> WHAT NEEDS TO BE DONE
Report all lines from the entries below in which "Detection" appears.

-- START MATERIAL TO PROCESS --

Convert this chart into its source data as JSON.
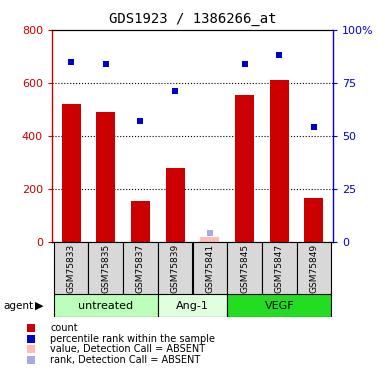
{
  "title": "GDS1923 / 1386266_at",
  "samples": [
    "GSM75833",
    "GSM75835",
    "GSM75837",
    "GSM75839",
    "GSM75841",
    "GSM75845",
    "GSM75847",
    "GSM75849"
  ],
  "bar_values": [
    520,
    490,
    155,
    280,
    null,
    555,
    610,
    165
  ],
  "bar_absent_values": [
    null,
    null,
    null,
    null,
    18,
    null,
    null,
    null
  ],
  "rank_values": [
    85,
    84,
    57,
    71,
    null,
    84,
    88,
    54
  ],
  "rank_absent_values": [
    null,
    null,
    null,
    null,
    4,
    null,
    null,
    null
  ],
  "bar_color": "#cc0000",
  "bar_absent_color": "#ffbbbb",
  "rank_color": "#0000cc",
  "rank_absent_color": "#aaaadd",
  "ylim_left": [
    0,
    800
  ],
  "ylim_right": [
    0,
    100
  ],
  "yticks_left": [
    0,
    200,
    400,
    600,
    800
  ],
  "yticks_right": [
    0,
    25,
    50,
    75,
    100
  ],
  "ytick_right_labels": [
    "0",
    "25",
    "50",
    "75",
    "100%"
  ],
  "groups": [
    {
      "label": "untreated",
      "samples": [
        0,
        1,
        2
      ],
      "color": "#bbffbb"
    },
    {
      "label": "Ang-1",
      "samples": [
        3,
        4
      ],
      "color": "#dfffdf"
    },
    {
      "label": "VEGF",
      "samples": [
        5,
        6,
        7
      ],
      "color": "#22dd22"
    }
  ],
  "agent_label": "agent",
  "left_axis_color": "#cc0000",
  "right_axis_color": "#0000cc",
  "sample_box_color": "#d8d8d8",
  "legend_items": [
    {
      "color": "#cc0000",
      "label": "count"
    },
    {
      "color": "#0000cc",
      "label": "percentile rank within the sample"
    },
    {
      "color": "#ffbbbb",
      "label": "value, Detection Call = ABSENT"
    },
    {
      "color": "#aaaadd",
      "label": "rank, Detection Call = ABSENT"
    }
  ]
}
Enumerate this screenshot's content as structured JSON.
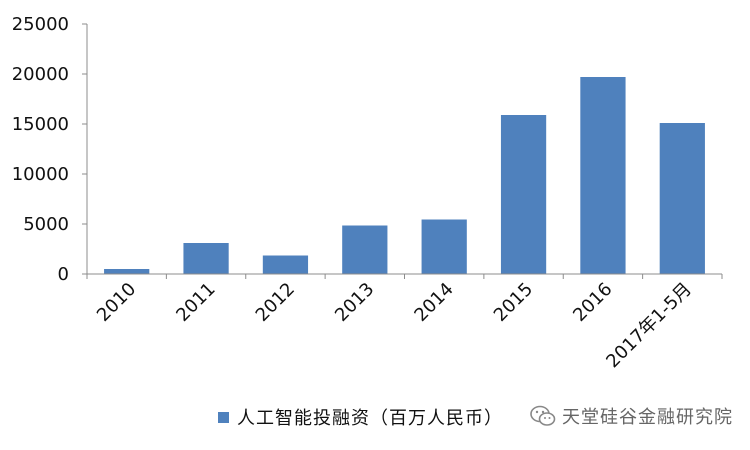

-- END MATERIAL TO PROCESS --

> TASK OUTPUT
      "label": "value, Detection Call = ABSENT"
      "label": "rank, Detection Call = ABSENT"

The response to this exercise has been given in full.